DATA FOR THIS EXERCISE
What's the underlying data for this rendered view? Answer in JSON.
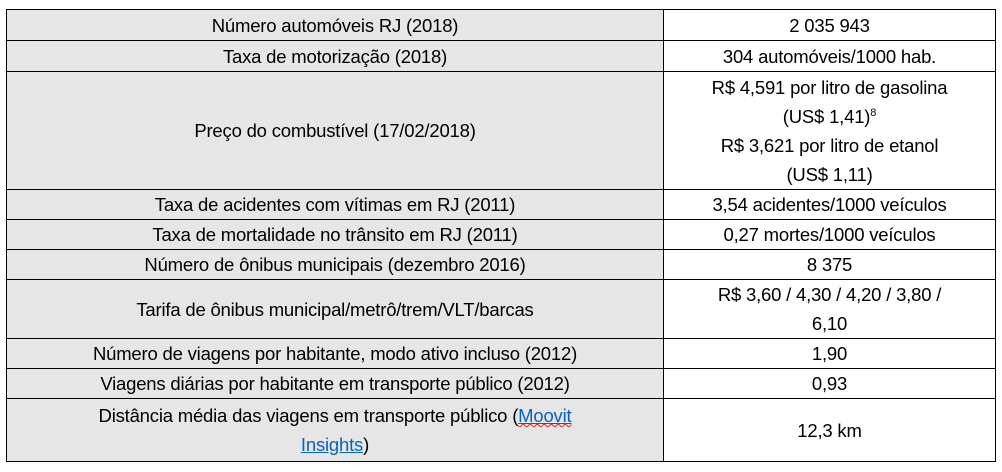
{
  "rows": [
    {
      "label": "Número automóveis RJ (2018)",
      "value": "2 035 943"
    },
    {
      "label": "Taxa de motorização (2018)",
      "value": "304 automóveis/1000 hab."
    },
    {
      "label": "Preço do combustível (17/02/2018)",
      "value_lines": [
        "R$ 4,591 por litro de gasolina",
        "(US$ 1,41)",
        "R$ 3,621 por litro de etanol",
        "(US$ 1,11)"
      ],
      "footnote": "8"
    },
    {
      "label": "Taxa de acidentes com vítimas em RJ (2011)",
      "value": "3,54 acidentes/1000 veículos"
    },
    {
      "label": "Taxa de mortalidade no trânsito em RJ (2011)",
      "value": "0,27 mortes/1000 veículos"
    },
    {
      "label": "Número de ônibus municipais (dezembro 2016)",
      "value": "8 375"
    },
    {
      "label": "Tarifa de ônibus municipal/metrô/trem/VLT/barcas",
      "value_lines": [
        "R$ 3,60 / 4,30 / 4,20 / 3,80 /",
        "6,10"
      ]
    },
    {
      "label": "Número de viagens por habitante, modo ativo incluso (2012)",
      "value": "1,90"
    },
    {
      "label": "Viagens diárias por habitante em transporte público (2012)",
      "value": "0,93"
    },
    {
      "label_prefix": "Distância média das viagens em transporte público (",
      "link_word1": "Moovit",
      "link_word2": "Insights",
      "label_suffix": ")",
      "value": "12,3 km"
    }
  ],
  "colors": {
    "label_bg": "#e7e6e6",
    "link": "#0563c1"
  }
}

GOAL
Quote in full the listing given above; the images are to be left out.

FINAL RESULT
What's the underlying data for this rendered view? Answer in JSON.
{
  "rows": [
    {
      "label": "Número automóveis RJ (2018)",
      "value": "2 035 943"
    },
    {
      "label": "Taxa de motorização (2018)",
      "value": "304 automóveis/1000 hab."
    },
    {
      "label": "Preço do combustível (17/02/2018)",
      "value_lines": [
        "R$ 4,591 por litro de gasolina",
        "(US$ 1,41)",
        "R$ 3,621 por litro de etanol",
        "(US$ 1,11)"
      ],
      "footnote": "8"
    },
    {
      "label": "Taxa de acidentes com vítimas em RJ (2011)",
      "value": "3,54 acidentes/1000 veículos"
    },
    {
      "label": "Taxa de mortalidade no trânsito em RJ (2011)",
      "value": "0,27 mortes/1000 veículos"
    },
    {
      "label": "Número de ônibus municipais (dezembro 2016)",
      "value": "8 375"
    },
    {
      "label": "Tarifa de ônibus municipal/metrô/trem/VLT/barcas",
      "value_lines": [
        "R$ 3,60 / 4,30 / 4,20 / 3,80 /",
        "6,10"
      ]
    },
    {
      "label": "Número de viagens por habitante, modo ativo incluso (2012)",
      "value": "1,90"
    },
    {
      "label": "Viagens diárias por habitante em transporte público (2012)",
      "value": "0,93"
    },
    {
      "label_prefix": "Distância média das viagens em transporte público (",
      "link_word1": "Moovit",
      "link_word2": "Insights",
      "label_suffix": ")",
      "value": "12,3 km"
    }
  ],
  "colors": {
    "label_bg": "#e7e6e6",
    "link": "#0563c1"
  }
}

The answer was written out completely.